- **Reading passage**

Feeder heifers weighing 700-800 lbs. traded at $85-$95; 600-700 lbs., $88-$98.25; and 500-600 lbs., $88-$93.

Gladstone Auction Mart: The Sept. 1 sale saw a total of 426 head of cattle sold at the Gladstone yard. In the slaughter market, bulls sold from $34 to $53.25 while cows brought $20-$47.

Feeder steers in the 900-to 1,000-lb. weight category traded from $80 to $91.50; 800-900 lbs., $80-$96; 700-800 lbs., $80-$97.75; 600-700 lbs., $85-$105; 500-600 lbs., $80-$103.50; 400-500 lbs., $88-$109; and 300-400 lbs., $94-$105.

Feeder heifers weighing 900-1,000 lbs. sold from $60 to $83.50; 800-900 lbs., $65-$87.50; 700-800 lbs., $65-$94.25; 600-700 lbs., $70-$96; 500-600 lbs., $70-$97.50; and 400-500 lbs., $71-$94.

Grunthal Livestock Auction Mart: Results from Grunthal are not available.

Heartland Livestock Services, Brandon: A total of 320 cattle were on offer in Brandon during the week. A1-A2 steers went for $75-$82; A1-A2 heifers, $75-$81; D1-D2 cows, $40-$48.25; feeder cows, $35-$40; shells, $15-$35; and good bulls, $56-$63.

Feeder steers weighing 900-1,000 lbs. brought $85-$88.50; 800-900 lbs., $88-$94.75; 700-800 lbs., $92-$100.50; 600-700 lbs., $95-$103; and 500-600 lbs., $105-$114.

Feeder heifers weighing 900-1,000 lbs. sold for $80-$88.50; 800-900 lbs., $85-$90; 700-800 lbs., $85-$90.50; 600-700 lbs., $85-$93; 500-600 lbs., $88-$95; and 400-500 lbs., $95-$105.

- **Your tasks**
1) According to the livestock auction report, how many head of cattle were sold at the Gladstone yard in the Sept. 1 sale?
2) Please continue the livestock auction report from where it stops.

- **Data section**
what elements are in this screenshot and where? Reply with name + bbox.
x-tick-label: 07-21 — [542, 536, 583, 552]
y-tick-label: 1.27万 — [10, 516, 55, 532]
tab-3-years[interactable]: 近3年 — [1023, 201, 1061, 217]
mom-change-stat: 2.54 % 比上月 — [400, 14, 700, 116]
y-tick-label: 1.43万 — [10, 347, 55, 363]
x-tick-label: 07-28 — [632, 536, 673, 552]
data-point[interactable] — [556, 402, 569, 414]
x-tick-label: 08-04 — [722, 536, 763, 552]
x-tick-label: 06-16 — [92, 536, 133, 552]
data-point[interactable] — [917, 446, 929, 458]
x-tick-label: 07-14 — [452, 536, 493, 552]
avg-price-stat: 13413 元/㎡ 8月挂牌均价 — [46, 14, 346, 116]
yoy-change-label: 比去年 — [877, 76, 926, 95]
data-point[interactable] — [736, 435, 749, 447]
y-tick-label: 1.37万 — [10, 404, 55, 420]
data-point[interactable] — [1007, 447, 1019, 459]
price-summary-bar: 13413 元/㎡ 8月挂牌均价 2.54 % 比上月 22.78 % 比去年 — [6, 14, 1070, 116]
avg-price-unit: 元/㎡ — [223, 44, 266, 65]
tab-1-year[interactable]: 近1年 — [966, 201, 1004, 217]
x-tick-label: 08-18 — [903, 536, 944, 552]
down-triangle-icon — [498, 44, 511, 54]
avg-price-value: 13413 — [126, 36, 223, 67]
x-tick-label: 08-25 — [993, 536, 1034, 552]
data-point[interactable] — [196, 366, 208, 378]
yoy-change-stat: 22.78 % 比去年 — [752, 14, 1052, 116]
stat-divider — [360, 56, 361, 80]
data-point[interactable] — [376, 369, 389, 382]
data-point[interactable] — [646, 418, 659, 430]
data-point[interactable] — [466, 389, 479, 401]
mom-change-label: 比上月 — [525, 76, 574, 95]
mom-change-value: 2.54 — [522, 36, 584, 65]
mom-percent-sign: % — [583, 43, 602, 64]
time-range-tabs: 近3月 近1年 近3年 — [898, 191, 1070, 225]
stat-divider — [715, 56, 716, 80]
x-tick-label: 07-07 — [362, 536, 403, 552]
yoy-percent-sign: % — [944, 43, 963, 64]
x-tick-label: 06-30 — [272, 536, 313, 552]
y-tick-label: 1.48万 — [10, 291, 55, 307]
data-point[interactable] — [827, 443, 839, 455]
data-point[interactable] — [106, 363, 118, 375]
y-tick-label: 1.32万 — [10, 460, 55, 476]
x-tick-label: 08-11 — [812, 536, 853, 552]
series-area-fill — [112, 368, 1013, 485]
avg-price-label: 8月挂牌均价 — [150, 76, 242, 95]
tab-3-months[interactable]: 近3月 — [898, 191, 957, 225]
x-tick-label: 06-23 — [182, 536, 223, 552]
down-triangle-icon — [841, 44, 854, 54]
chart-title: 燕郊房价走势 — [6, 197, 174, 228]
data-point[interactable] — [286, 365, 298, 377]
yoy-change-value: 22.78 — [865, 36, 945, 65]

- **Replies**
1) 426 head of cattle.

2)
Heartland Livestock Services, Virden: There were about 1,243 cattle sold at the sale held Sept. 2. Butcher steers brought $77-$80.50 while butcher heifers sold from $76 to $79.50. Age-verified/young cows sold for $44-$49.50; D1-D2 cows, $40-$44; D3 cows, $36-$40; shelly cows, $25-$35; and mature bulls, $56-$62.25.

Feeder steers weighing 900-1,000 lbs. brought $87-$93.50; 800-900 lbs., $90-$97.75; 700-800 lbs., $94-$104; 600-700 lbs., $97-$107; 500-600 lbs., $100-$112; 400-500 lbs., $103-$118; and 300-400 lbs., $105-$118.

Feeder heifers weighing 900-1,000 lbs. traded from $80 to $88; 800-900 lbs., $86-$93; 700-800 lbs., $86-$94; 600-700 lbs., $87-$97; 500-600 lbs., $88-$102; and 400-500 lbs., $90-$105.

Pipestone Livestock Sales: There were 369 cattle sold at the sale held Aug. 31. Included in the sale were 80 slaughter animals and 289 feeders.

In the slaughter market, D1 cows sold for $40-$45 and D2, $36-$39; D3 cows, $28-$35; and bulls, $42.75-$61.75.

Feeder steers weighing over 900 lbs. fetched $81.75-$90.25; 800-900 lbs., $85-$93; 700-800 lbs., $87-$99.25; 600-700 lbs., $90-$101.50; 500-600 lbs., $90-$105; and 400-500 lbs., $95-$101.

Feeder heifers weighing over 900 lbs. sold for $74-$85; 800-900 lbs., $77-$88; 700-800 lbs., $82-$91.75; 600-700 lbs., $82-$92.50; and 500-600 lbs., $75-$86.50.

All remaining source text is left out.